## BEGIN Excerpted records
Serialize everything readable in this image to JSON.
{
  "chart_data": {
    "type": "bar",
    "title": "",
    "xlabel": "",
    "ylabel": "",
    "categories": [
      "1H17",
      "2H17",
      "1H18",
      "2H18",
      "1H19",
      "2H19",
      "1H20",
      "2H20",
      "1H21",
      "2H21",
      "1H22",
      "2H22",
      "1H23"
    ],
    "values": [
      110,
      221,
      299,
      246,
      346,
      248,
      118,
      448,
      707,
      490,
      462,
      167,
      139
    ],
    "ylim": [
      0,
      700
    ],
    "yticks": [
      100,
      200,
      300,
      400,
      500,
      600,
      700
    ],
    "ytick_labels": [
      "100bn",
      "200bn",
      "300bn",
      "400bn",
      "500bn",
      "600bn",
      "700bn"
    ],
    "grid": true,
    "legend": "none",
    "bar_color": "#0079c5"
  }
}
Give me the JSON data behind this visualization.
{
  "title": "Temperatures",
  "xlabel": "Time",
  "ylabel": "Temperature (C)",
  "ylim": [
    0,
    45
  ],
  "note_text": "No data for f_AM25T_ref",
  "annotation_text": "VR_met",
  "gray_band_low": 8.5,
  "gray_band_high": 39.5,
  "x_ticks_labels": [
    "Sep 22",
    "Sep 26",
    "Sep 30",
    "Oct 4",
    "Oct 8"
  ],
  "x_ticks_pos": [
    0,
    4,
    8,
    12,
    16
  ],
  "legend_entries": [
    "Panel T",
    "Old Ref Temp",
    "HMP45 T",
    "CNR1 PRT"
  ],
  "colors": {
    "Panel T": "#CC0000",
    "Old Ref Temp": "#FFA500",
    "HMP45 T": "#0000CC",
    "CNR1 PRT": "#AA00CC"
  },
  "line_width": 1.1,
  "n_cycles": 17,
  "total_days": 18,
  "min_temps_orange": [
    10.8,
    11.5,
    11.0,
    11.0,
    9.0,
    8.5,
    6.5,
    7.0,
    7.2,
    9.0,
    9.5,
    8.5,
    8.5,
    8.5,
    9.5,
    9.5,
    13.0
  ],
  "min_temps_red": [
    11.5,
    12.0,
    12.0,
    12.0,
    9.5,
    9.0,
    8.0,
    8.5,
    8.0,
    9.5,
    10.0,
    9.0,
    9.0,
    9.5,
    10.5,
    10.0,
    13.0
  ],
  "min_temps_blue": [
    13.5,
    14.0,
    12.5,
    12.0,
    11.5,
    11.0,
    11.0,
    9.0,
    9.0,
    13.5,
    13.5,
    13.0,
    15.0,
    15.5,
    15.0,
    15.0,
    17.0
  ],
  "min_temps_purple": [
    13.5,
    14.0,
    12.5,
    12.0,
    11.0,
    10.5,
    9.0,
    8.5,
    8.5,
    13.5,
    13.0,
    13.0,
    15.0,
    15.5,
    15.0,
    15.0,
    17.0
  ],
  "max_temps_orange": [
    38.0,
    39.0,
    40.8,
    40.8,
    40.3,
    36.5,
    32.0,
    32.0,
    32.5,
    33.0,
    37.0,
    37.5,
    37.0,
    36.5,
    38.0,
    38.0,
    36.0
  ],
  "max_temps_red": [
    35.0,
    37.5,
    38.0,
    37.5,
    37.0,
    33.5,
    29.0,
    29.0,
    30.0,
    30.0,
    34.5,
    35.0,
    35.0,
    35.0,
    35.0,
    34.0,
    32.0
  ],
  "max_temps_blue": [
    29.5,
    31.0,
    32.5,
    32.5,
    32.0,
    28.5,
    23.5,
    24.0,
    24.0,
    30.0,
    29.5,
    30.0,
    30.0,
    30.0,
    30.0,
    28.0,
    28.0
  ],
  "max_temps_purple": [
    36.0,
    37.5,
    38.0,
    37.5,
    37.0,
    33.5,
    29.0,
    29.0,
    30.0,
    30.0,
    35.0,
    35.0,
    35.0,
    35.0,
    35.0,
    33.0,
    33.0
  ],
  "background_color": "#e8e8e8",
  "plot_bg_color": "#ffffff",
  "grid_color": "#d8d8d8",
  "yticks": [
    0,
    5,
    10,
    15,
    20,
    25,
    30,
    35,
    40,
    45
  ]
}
## END Excerpted records
*Problem details*:
Each line of the listing should be copied exactly.

*Response to this task*:
Serialize everything readable in this image to JSON.
{
  "chart_data": {
    "type": "bar",
    "title": "",
    "xlabel": "",
    "ylabel": "",
    "categories": [
      "1H17",
      "2H17",
      "1H18",
      "2H18",
      "1H19",
      "2H19",
      "1H20",
      "2H20",
      "1H21",
      "2H21",
      "1H22",
      "2H22",
      "1H23"
    ],
    "values": [
      110,
      221,
      299,
      246,
      346,
      248,
      118,
      448,
      707,
      490,
      462,
      167,
      139
    ],
    "ylim": [
      0,
      700
    ],
    "yticks": [
      100,
      200,
      300,
      400,
      500,
      600,
      700
    ],
    "ytick_labels": [
      "100bn",
      "200bn",
      "300bn",
      "400bn",
      "500bn",
      "600bn",
      "700bn"
    ],
    "grid": true,
    "legend": "none",
    "bar_color": "#0079c5"
  }
}
Give me the JSON data behind this visualization.
{
  "title": "Temperatures",
  "xlabel": "Time",
  "ylabel": "Temperature (C)",
  "ylim": [
    0,
    45
  ],
  "note_text": "No data for f_AM25T_ref",
  "annotation_text": "VR_met",
  "gray_band_low": 8.5,
  "gray_band_high": 39.5,
  "x_ticks_labels": [
    "Sep 22",
    "Sep 26",
    "Sep 30",
    "Oct 4",
    "Oct 8"
  ],
  "x_ticks_pos": [
    0,
    4,
    8,
    12,
    16
  ],
  "legend_entries": [
    "Panel T",
    "Old Ref Temp",
    "HMP45 T",
    "CNR1 PRT"
  ],
  "colors": {
    "Panel T": "#CC0000",
    "Old Ref Temp": "#FFA500",
    "HMP45 T": "#0000CC",
    "CNR1 PRT": "#AA00CC"
  },
  "line_width": 1.1,
  "n_cycles": 17,
  "total_days": 18,
  "min_temps_orange": [
    10.8,
    11.5,
    11.0,
    11.0,
    9.0,
    8.5,
    6.5,
    7.0,
    7.2,
    9.0,
    9.5,
    8.5,
    8.5,
    8.5,
    9.5,
    9.5,
    13.0
  ],
  "min_temps_red": [
    11.5,
    12.0,
    12.0,
    12.0,
    9.5,
    9.0,
    8.0,
    8.5,
    8.0,
    9.5,
    10.0,
    9.0,
    9.0,
    9.5,
    10.5,
    10.0,
    13.0
  ],
  "min_temps_blue": [
    13.5,
    14.0,
    12.5,
    12.0,
    11.5,
    11.0,
    11.0,
    9.0,
    9.0,
    13.5,
    13.5,
    13.0,
    15.0,
    15.5,
    15.0,
    15.0,
    17.0
  ],
  "min_temps_purple": [
    13.5,
    14.0,
    12.5,
    12.0,
    11.0,
    10.5,
    9.0,
    8.5,
    8.5,
    13.5,
    13.0,
    13.0,
    15.0,
    15.5,
    15.0,
    15.0,
    17.0
  ],
  "max_temps_orange": [
    38.0,
    39.0,
    40.8,
    40.8,
    40.3,
    36.5,
    32.0,
    32.0,
    32.5,
    33.0,
    37.0,
    37.5,
    37.0,
    36.5,
    38.0,
    38.0,
    36.0
  ],
  "max_temps_red": [
    35.0,
    37.5,
    38.0,
    37.5,
    37.0,
    33.5,
    29.0,
    29.0,
    30.0,
    30.0,
    34.5,
    35.0,
    35.0,
    35.0,
    35.0,
    34.0,
    32.0
  ],
  "max_temps_blue": [
    29.5,
    31.0,
    32.5,
    32.5,
    32.0,
    28.5,
    23.5,
    24.0,
    24.0,
    30.0,
    29.5,
    30.0,
    30.0,
    30.0,
    30.0,
    28.0,
    28.0
  ],
  "max_temps_purple": [
    36.0,
    37.5,
    38.0,
    37.5,
    37.0,
    33.5,
    29.0,
    29.0,
    30.0,
    30.0,
    35.0,
    35.0,
    35.0,
    35.0,
    35.0,
    33.0,
    33.0
  ],
  "background_color": "#e8e8e8",
  "plot_bg_color": "#ffffff",
  "grid_color": "#d8d8d8",
  "yticks": [
    0,
    5,
    10,
    15,
    20,
    25,
    30,
    35,
    40,
    45
  ]
}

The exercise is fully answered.